**WORK TO BE COMPLETED:** Using the listing below, copy every line that mentions "inscrição".

___ MATERIAL PROVIDED

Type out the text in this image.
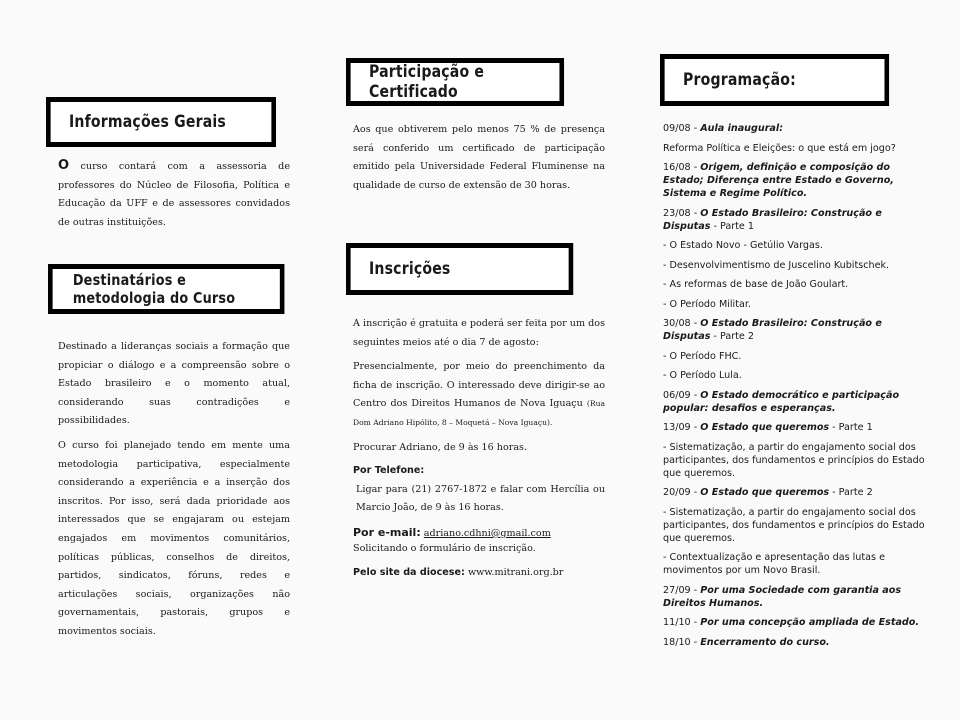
Informações Gerais

O curso contará com a assessoria de professores do Núcleo de Filosofia, Política e Educação da UFF e de assessores convidados de outras instituições.

Destinatários e metodologia do Curso

Destinado a lideranças sociais a formação que propiciar o diálogo e a compreensão sobre o Estado brasileiro e o momento atual, considerando suas contradições e possibilidades.

O curso foi planejado tendo em mente uma metodologia participativa, especialmente considerando a experiência e a inserção dos inscritos. Por isso, será dada prioridade aos interessados que se engajaram ou estejam engajados em movimentos comunitários, políticas públicas, conselhos de direitos, partidos, sindicatos, fóruns, redes e articulações sociais, organizações não governamentais, pastorais, grupos e movimentos sociais.

Participação e Certificado

Aos que obtiverem pelo menos 75 % de presença será conferido um certificado de participação emitido pela Universidade Federal Fluminense na qualidade de curso de extensão de 30 horas.

Inscrições

A inscrição é gratuita e poderá ser feita por um dos seguintes meios até o dia 7 de agosto:

Presencialmente, por meio do preenchimento da ficha de inscrição. O interessado deve dirigir-se ao Centro dos Direitos Humanos de Nova Iguaçu (Rua Dom Adriano Hipólito, 8 – Moquetá – Nova Iguaçu).

Procurar Adriano, de 9 às 16 horas.

Por Telefone:

Ligar para (21) 2767-1872 e falar com Hercília ou Marcio João, de 9 às 16 horas.

Por e-mail: adriano.cdhni@gmail.com

Solicitando o formulário de inscrição.

Pelo site da diocese: www.mitrani.org.br

Programação:
09/08 - Aula inaugural:
Reforma Política e Eleições: o que está em jogo?
16/08 - Origem, definição e composição do Estado; Diferença entre Estado e Governo, Sistema e Regime Político.
23/08 - O Estado Brasileiro: Construção e Disputas - Parte 1
- O Estado Novo - Getúlio Vargas.
- Desenvolvimentismo de Juscelino Kubitschek.
- As reformas de base de João Goulart.
- O Período Militar.
30/08 - O Estado Brasileiro: Construção e Disputas - Parte 2
- O Período FHC.
- O Período Lula.
06/09 - O Estado democrático e participação popular: desafios e esperanças.
13/09 - O Estado que queremos - Parte 1
- Sistematização, a partir do engajamento social dos participantes, dos fundamentos e princípios do Estado que queremos.
20/09 - O Estado que queremos - Parte 2
- Sistematização, a partir do engajamento social dos participantes, dos fundamentos e princípios do Estado que queremos.
- Contextualização e apresentação das lutas e movimentos por um Novo Brasil.
27/09 - Por uma Sociedade com garantia aos Direitos Humanos.
11/10 - Por uma concepção ampliada de Estado.
18/10 - Encerramento do curso.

______

**EXERCISE ANSWER:**
A inscrição é gratuita e poderá ser feita por um dos seguintes meios até o dia 7 de agosto:
Presencialmente, por meio do preenchimento da ficha de inscrição. O interessado deve dirigir-se ao Centro dos Direitos Humanos de Nova Iguaçu (Rua Dom Adriano Hipólito, 8 – Moquetá – Nova Iguaçu).
Solicitando o formulário de inscrição.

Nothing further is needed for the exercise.